§ Problem to work on
Repeat all of the records verbatim.

* BEGIN Provided data *

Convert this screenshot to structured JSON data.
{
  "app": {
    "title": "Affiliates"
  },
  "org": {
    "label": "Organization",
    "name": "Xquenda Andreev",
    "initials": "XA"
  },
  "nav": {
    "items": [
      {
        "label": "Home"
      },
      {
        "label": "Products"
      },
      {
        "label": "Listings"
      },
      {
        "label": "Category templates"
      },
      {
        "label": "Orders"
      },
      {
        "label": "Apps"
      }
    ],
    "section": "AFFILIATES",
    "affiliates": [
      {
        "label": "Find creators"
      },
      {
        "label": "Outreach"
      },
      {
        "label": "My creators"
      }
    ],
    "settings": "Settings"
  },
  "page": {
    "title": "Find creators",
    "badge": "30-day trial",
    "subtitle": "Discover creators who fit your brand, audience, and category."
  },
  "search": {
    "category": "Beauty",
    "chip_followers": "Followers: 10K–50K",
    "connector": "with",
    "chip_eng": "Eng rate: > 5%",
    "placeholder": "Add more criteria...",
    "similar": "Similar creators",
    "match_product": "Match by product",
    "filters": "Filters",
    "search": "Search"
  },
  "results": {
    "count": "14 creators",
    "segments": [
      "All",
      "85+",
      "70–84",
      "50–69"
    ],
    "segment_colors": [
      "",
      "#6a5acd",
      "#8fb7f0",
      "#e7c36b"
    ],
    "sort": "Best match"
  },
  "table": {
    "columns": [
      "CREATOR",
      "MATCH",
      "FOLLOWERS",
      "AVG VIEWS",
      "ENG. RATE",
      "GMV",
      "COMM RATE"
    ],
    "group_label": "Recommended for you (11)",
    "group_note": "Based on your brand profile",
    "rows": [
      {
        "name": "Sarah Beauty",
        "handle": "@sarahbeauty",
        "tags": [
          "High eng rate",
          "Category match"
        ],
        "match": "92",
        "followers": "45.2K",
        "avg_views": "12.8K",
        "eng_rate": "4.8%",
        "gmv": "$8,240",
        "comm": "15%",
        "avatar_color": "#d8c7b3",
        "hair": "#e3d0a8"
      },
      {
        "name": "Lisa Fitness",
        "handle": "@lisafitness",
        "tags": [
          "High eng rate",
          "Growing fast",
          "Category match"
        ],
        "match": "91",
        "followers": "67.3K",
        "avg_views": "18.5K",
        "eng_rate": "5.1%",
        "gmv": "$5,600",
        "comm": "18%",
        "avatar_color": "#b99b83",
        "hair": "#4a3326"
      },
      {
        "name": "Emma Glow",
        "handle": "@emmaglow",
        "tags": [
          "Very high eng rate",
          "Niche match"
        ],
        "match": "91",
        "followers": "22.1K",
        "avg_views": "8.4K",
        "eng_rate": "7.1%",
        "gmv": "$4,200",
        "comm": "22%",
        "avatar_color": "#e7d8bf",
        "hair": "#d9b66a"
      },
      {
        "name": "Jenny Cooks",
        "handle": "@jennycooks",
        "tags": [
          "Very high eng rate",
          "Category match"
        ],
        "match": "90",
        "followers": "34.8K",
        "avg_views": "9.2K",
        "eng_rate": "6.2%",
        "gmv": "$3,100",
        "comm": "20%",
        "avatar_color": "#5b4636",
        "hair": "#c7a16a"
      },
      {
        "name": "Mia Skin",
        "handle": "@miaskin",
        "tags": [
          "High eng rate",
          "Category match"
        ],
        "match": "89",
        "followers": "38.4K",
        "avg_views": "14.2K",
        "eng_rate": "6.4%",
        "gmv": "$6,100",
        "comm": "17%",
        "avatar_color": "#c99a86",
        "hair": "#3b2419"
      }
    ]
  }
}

* END Provided data *

§ Exercise result
Convert this screenshot to structured JSON data.
{
  "app": {
    "title": "Affiliates"
  },
  "org": {
    "label": "Organization",
    "name": "Xquenda Andreev",
    "initials": "XA"
  },
  "nav": {
    "items": [
      {
        "label": "Home"
      },
      {
        "label": "Products"
      },
      {
        "label": "Listings"
      },
      {
        "label": "Category templates"
      },
      {
        "label": "Orders"
      },
      {
        "label": "Apps"
      }
    ],
    "section": "AFFILIATES",
    "affiliates": [
      {
        "label": "Find creators"
      },
      {
        "label": "Outreach"
      },
      {
        "label": "My creators"
      }
    ],
    "settings": "Settings"
  },
  "page": {
    "title": "Find creators",
    "badge": "30-day trial",
    "subtitle": "Discover creators who fit your brand, audience, and category."
  },
  "search": {
    "category": "Beauty",
    "chip_followers": "Followers: 10K–50K",
    "connector": "with",
    "chip_eng": "Eng rate: > 5%",
    "placeholder": "Add more criteria...",
    "similar": "Similar creators",
    "match_product": "Match by product",
    "filters": "Filters",
    "search": "Search"
  },
  "results": {
    "count": "14 creators",
    "segments": [
      "All",
      "85+",
      "70–84",
      "50–69"
    ],
    "segment_colors": [
      "",
      "#6a5acd",
      "#8fb7f0",
      "#e7c36b"
    ],
    "sort": "Best match"
  },
  "table": {
    "columns": [
      "CREATOR",
      "MATCH",
      "FOLLOWERS",
      "AVG VIEWS",
      "ENG. RATE",
      "GMV",
      "COMM RATE"
    ],
    "group_label": "Recommended for you (11)",
    "group_note": "Based on your brand profile",
    "rows": [
      {
        "name": "Sarah Beauty",
        "handle": "@sarahbeauty",
        "tags": [
          "High eng rate",
          "Category match"
        ],
        "match": "92",
        "followers": "45.2K",
        "avg_views": "12.8K",
        "eng_rate": "4.8%",
        "gmv": "$8,240",
        "comm": "15%",
        "avatar_color": "#d8c7b3",
        "hair": "#e3d0a8"
      },
      {
        "name": "Lisa Fitness",
        "handle": "@lisafitness",
        "tags": [
          "High eng rate",
          "Growing fast",
          "Category match"
        ],
        "match": "91",
        "followers": "67.3K",
        "avg_views": "18.5K",
        "eng_rate": "5.1%",
        "gmv": "$5,600",
        "comm": "18%",
        "avatar_color": "#b99b83",
        "hair": "#4a3326"
      },
      {
        "name": "Emma Glow",
        "handle": "@emmaglow",
        "tags": [
          "Very high eng rate",
          "Niche match"
        ],
        "match": "91",
        "followers": "22.1K",
        "avg_views": "8.4K",
        "eng_rate": "7.1%",
        "gmv": "$4,200",
        "comm": "22%",
        "avatar_color": "#e7d8bf",
        "hair": "#d9b66a"
      },
      {
        "name": "Jenny Cooks",
        "handle": "@jennycooks",
        "tags": [
          "Very high eng rate",
          "Category match"
        ],
        "match": "90",
        "followers": "34.8K",
        "avg_views": "9.2K",
        "eng_rate": "6.2%",
        "gmv": "$3,100",
        "comm": "20%",
        "avatar_color": "#5b4636",
        "hair": "#c7a16a"
      },
      {
        "name": "Mia Skin",
        "handle": "@miaskin",
        "tags": [
          "High eng rate",
          "Category match"
        ],
        "match": "89",
        "followers": "38.4K",
        "avg_views": "14.2K",
        "eng_rate": "6.4%",
        "gmv": "$6,100",
        "comm": "17%",
        "avatar_color": "#c99a86",
        "hair": "#3b2419"
      }
    ]
  }
}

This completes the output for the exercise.